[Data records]
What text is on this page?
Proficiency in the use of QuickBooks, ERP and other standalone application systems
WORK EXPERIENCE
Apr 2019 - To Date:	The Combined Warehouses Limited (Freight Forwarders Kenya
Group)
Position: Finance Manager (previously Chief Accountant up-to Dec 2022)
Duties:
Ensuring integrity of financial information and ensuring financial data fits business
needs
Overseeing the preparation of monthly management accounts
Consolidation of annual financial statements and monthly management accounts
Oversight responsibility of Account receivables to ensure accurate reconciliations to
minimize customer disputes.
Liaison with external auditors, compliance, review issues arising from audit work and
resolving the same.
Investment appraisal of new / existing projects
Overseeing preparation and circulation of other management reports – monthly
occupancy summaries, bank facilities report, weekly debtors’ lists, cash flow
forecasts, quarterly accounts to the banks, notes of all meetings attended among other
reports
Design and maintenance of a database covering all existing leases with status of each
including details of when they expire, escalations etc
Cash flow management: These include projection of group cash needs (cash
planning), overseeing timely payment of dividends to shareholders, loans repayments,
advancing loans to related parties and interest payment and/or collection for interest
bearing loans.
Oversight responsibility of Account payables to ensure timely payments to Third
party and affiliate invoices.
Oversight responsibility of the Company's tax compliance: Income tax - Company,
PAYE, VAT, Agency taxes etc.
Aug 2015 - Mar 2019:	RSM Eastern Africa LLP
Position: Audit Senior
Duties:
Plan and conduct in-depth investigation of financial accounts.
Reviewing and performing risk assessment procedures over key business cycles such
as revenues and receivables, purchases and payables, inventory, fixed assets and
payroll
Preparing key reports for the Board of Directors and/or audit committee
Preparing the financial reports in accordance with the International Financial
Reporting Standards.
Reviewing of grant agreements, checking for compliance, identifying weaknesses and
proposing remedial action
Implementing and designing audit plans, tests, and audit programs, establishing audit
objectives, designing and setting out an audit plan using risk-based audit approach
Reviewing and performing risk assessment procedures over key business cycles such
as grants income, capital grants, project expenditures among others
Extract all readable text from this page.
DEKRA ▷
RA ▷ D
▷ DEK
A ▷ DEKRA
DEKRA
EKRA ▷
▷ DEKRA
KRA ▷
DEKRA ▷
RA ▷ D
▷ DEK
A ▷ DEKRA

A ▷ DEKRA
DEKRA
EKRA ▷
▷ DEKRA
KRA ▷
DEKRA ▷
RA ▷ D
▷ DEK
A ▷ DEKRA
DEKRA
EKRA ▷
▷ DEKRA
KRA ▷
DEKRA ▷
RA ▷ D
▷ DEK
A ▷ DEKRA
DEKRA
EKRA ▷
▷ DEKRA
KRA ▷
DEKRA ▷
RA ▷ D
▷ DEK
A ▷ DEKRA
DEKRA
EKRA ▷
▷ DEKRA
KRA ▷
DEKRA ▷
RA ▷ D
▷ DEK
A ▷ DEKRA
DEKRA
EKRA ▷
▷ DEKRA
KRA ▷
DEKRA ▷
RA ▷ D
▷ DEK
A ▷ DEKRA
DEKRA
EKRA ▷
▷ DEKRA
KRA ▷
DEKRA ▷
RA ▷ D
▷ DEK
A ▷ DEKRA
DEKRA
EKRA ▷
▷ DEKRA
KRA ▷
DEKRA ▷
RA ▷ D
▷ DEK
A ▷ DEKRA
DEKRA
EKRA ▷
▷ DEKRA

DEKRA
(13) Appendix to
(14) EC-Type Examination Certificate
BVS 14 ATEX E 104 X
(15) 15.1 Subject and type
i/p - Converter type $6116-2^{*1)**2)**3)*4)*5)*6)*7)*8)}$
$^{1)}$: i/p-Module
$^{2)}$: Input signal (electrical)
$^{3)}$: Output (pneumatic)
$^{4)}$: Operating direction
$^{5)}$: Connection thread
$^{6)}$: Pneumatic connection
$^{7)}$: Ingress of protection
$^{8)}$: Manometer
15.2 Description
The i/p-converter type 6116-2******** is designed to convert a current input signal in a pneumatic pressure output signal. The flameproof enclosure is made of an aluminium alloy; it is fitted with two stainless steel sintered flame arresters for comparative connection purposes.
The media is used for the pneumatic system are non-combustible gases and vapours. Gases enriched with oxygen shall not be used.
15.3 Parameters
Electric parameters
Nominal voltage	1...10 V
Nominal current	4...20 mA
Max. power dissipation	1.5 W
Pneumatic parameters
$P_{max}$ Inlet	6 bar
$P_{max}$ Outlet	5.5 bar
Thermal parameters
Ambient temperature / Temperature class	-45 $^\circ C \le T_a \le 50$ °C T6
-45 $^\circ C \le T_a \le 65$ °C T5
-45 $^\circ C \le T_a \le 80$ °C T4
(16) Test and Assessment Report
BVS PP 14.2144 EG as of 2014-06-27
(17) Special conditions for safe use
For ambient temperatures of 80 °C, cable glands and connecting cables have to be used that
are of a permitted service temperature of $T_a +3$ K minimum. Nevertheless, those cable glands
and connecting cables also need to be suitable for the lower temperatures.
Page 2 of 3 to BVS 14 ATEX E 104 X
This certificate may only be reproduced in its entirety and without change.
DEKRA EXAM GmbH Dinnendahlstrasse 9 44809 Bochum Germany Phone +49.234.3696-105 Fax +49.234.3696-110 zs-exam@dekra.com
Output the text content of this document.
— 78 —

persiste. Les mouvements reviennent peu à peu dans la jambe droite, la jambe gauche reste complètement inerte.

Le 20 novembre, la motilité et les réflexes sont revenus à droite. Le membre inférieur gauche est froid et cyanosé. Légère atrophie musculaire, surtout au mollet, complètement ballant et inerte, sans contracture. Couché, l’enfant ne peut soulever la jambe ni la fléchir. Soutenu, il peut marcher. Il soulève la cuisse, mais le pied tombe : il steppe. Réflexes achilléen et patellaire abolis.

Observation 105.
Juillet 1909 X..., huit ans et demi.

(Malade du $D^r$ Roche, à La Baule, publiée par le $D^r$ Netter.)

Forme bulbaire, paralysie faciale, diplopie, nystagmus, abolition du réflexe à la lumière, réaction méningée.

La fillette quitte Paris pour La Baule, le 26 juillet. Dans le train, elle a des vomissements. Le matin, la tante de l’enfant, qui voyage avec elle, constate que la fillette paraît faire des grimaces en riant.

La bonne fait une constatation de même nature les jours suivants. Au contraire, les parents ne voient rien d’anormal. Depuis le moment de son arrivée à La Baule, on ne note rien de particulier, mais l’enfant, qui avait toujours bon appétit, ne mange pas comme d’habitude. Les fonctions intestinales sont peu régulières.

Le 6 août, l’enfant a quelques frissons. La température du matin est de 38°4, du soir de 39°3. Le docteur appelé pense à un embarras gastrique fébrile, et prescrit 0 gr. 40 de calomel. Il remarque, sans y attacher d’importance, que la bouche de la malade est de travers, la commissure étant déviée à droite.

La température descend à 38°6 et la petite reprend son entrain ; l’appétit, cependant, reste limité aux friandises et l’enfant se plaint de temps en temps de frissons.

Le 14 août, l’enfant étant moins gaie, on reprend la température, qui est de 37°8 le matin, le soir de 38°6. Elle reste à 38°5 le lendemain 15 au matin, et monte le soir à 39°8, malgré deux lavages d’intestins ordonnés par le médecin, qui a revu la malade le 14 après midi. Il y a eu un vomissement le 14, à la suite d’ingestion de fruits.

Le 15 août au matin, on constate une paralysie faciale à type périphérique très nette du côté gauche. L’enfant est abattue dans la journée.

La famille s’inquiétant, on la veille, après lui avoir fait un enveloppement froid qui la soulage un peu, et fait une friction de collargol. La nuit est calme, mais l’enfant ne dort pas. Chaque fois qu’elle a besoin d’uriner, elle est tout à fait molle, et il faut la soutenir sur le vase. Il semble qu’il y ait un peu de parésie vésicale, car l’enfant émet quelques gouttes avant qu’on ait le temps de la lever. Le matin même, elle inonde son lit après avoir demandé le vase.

Task prompt
Write out the data again, exactly and in full.

Answer for the task
What text is on this page?
Proficiency in the use of QuickBooks, ERP and other standalone application systems
WORK EXPERIENCE
Apr 2019 - To Date:	The Combined Warehouses Limited (Freight Forwarders Kenya
Group)
Position: Finance Manager (previously Chief Accountant up-to Dec 2022)
Duties:
Ensuring integrity of financial information and ensuring financial data fits business
needs
Overseeing the preparation of monthly management accounts
Consolidation of annual financial statements and monthly management accounts
Oversight responsibility of Account receivables to ensure accurate reconciliations to
minimize customer disputes.
Liaison with external auditors, compliance, review issues arising from audit work and
resolving the same.
Investment appraisal of new / existing projects
Overseeing preparation and circulation of other management reports – monthly
occupancy summaries, bank facilities report, weekly debtors’ lists, cash flow
forecasts, quarterly accounts to the banks, notes of all meetings attended among other
reports
Design and maintenance of a database covering all existing leases with status of each
including details of when they expire, escalations etc
Cash flow management: These include projection of group cash needs (cash
planning), overseeing timely payment of dividends to shareholders, loans repayments,
advancing loans to related parties and interest payment and/or collection for interest
bearing loans.
Oversight responsibility of Account payables to ensure timely payments to Third
party and affiliate invoices.
Oversight responsibility of the Company's tax compliance: Income tax - Company,
PAYE, VAT, Agency taxes etc.
Aug 2015 - Mar 2019:	RSM Eastern Africa LLP
Position: Audit Senior
Duties:
Plan and conduct in-depth investigation of financial accounts.
Reviewing and performing risk assessment procedures over key business cycles such
as revenues and receivables, purchases and payables, inventory, fixed assets and
payroll
Preparing key reports for the Board of Directors and/or audit committee
Preparing the financial reports in accordance with the International Financial
Reporting Standards.
Reviewing of grant agreements, checking for compliance, identifying weaknesses and
proposing remedial action
Implementing and designing audit plans, tests, and audit programs, establishing audit
objectives, designing and setting out an audit plan using risk-based audit approach
Reviewing and performing risk assessment procedures over key business cycles such
as grants income, capital grants, project expenditures among others
Extract all readable text from this page.
DEKRA ▷
RA ▷ D
▷ DEK
A ▷ DEKRA
DEKRA
EKRA ▷
▷ DEKRA
KRA ▷
DEKRA ▷
RA ▷ D
▷ DEK
A ▷ DEKRA

A ▷ DEKRA
DEKRA
EKRA ▷
▷ DEKRA
KRA ▷
DEKRA ▷
RA ▷ D
▷ DEK
A ▷ DEKRA
DEKRA
EKRA ▷
▷ DEKRA
KRA ▷
DEKRA ▷
RA ▷ D
▷ DEK
A ▷ DEKRA
DEKRA
EKRA ▷
▷ DEKRA
KRA ▷
DEKRA ▷
RA ▷ D
▷ DEK
A ▷ DEKRA
DEKRA
EKRA ▷
▷ DEKRA
KRA ▷
DEKRA ▷
RA ▷ D
▷ DEK
A ▷ DEKRA
DEKRA
EKRA ▷
▷ DEKRA
KRA ▷
DEKRA ▷
RA ▷ D
▷ DEK
A ▷ DEKRA
DEKRA
EKRA ▷
▷ DEKRA
KRA ▷
DEKRA ▷
RA ▷ D
▷ DEK
A ▷ DEKRA
DEKRA
EKRA ▷
▷ DEKRA
KRA ▷
DEKRA ▷
RA ▷ D
▷ DEK
A ▷ DEKRA
DEKRA
EKRA ▷
▷ DEKRA

DEKRA
(13) Appendix to
(14) EC-Type Examination Certificate
BVS 14 ATEX E 104 X
(15) 15.1 Subject and type
i/p - Converter type $6116-2^{*1)**2)**3)*4)*5)*6)*7)*8)}$
$^{1)}$: i/p-Module
$^{2)}$: Input signal (electrical)
$^{3)}$: Output (pneumatic)
$^{4)}$: Operating direction
$^{5)}$: Connection thread
$^{6)}$: Pneumatic connection
$^{7)}$: Ingress of protection
$^{8)}$: Manometer
15.2 Description
The i/p-converter type 6116-2******** is designed to convert a current input signal in a pneumatic pressure output signal. The flameproof enclosure is made of an aluminium alloy; it is fitted with two stainless steel sintered flame arresters for comparative connection purposes.
The media is used for the pneumatic system are non-combustible gases and vapours. Gases enriched with oxygen shall not be used.
15.3 Parameters
Electric parameters
Nominal voltage	1...10 V
Nominal current	4...20 mA
Max. power dissipation	1.5 W
Pneumatic parameters
$P_{max}$ Inlet	6 bar
$P_{max}$ Outlet	5.5 bar
Thermal parameters
Ambient temperature / Temperature class	-45 $^\circ C \le T_a \le 50$ °C T6
-45 $^\circ C \le T_a \le 65$ °C T5
-45 $^\circ C \le T_a \le 80$ °C T4
(16) Test and Assessment Report
BVS PP 14.2144 EG as of 2014-06-27
(17) Special conditions for safe use
For ambient temperatures of 80 °C, cable glands and connecting cables have to be used that
are of a permitted service temperature of $T_a +3$ K minimum. Nevertheless, those cable glands
and connecting cables also need to be suitable for the lower temperatures.
Page 2 of 3 to BVS 14 ATEX E 104 X
This certificate may only be reproduced in its entirety and without change.
DEKRA EXAM GmbH Dinnendahlstrasse 9 44809 Bochum Germany Phone +49.234.3696-105 Fax +49.234.3696-110 zs-exam@dekra.com
Output the text content of this document.
— 78 —

persiste. Les mouvements reviennent peu à peu dans la jambe droite, la jambe gauche reste complètement inerte.

Le 20 novembre, la motilité et les réflexes sont revenus à droite. Le membre inférieur gauche est froid et cyanosé. Légère atrophie musculaire, surtout au mollet, complètement ballant et inerte, sans contracture. Couché, l’enfant ne peut soulever la jambe ni la fléchir. Soutenu, il peut marcher. Il soulève la cuisse, mais le pied tombe : il steppe. Réflexes achilléen et patellaire abolis.

Observation 105.
Juillet 1909 X..., huit ans et demi.

(Malade du $D^r$ Roche, à La Baule, publiée par le $D^r$ Netter.)

Forme bulbaire, paralysie faciale, diplopie, nystagmus, abolition du réflexe à la lumière, réaction méningée.

La fillette quitte Paris pour La Baule, le 26 juillet. Dans le train, elle a des vomissements. Le matin, la tante de l’enfant, qui voyage avec elle, constate que la fillette paraît faire des grimaces en riant.

La bonne fait une constatation de même nature les jours suivants. Au contraire, les parents ne voient rien d’anormal. Depuis le moment de son arrivée à La Baule, on ne note rien de particulier, mais l’enfant, qui avait toujours bon appétit, ne mange pas comme d’habitude. Les fonctions intestinales sont peu régulières.

Le 6 août, l’enfant a quelques frissons. La température du matin est de 38°4, du soir de 39°3. Le docteur appelé pense à un embarras gastrique fébrile, et prescrit 0 gr. 40 de calomel. Il remarque, sans y attacher d’importance, que la bouche de la malade est de travers, la commissure étant déviée à droite.

La température descend à 38°6 et la petite reprend son entrain ; l’appétit, cependant, reste limité aux friandises et l’enfant se plaint de temps en temps de frissons.

Le 14 août, l’enfant étant moins gaie, on reprend la température, qui est de 37°8 le matin, le soir de 38°6. Elle reste à 38°5 le lendemain 15 au matin, et monte le soir à 39°8, malgré deux lavages d’intestins ordonnés par le médecin, qui a revu la malade le 14 après midi. Il y a eu un vomissement le 14, à la suite d’ingestion de fruits.

Le 15 août au matin, on constate une paralysie faciale à type périphérique très nette du côté gauche. L’enfant est abattue dans la journée.

La famille s’inquiétant, on la veille, après lui avoir fait un enveloppement froid qui la soulage un peu, et fait une friction de collargol. La nuit est calme, mais l’enfant ne dort pas. Chaque fois qu’elle a besoin d’uriner, elle est tout à fait molle, et il faut la soutenir sur le vase. Il semble qu’il y ait un peu de parésie vésicale, car l’enfant émet quelques gouttes avant qu’on ait le temps de la lever. Le matin même, elle inonde son lit après avoir demandé le vase.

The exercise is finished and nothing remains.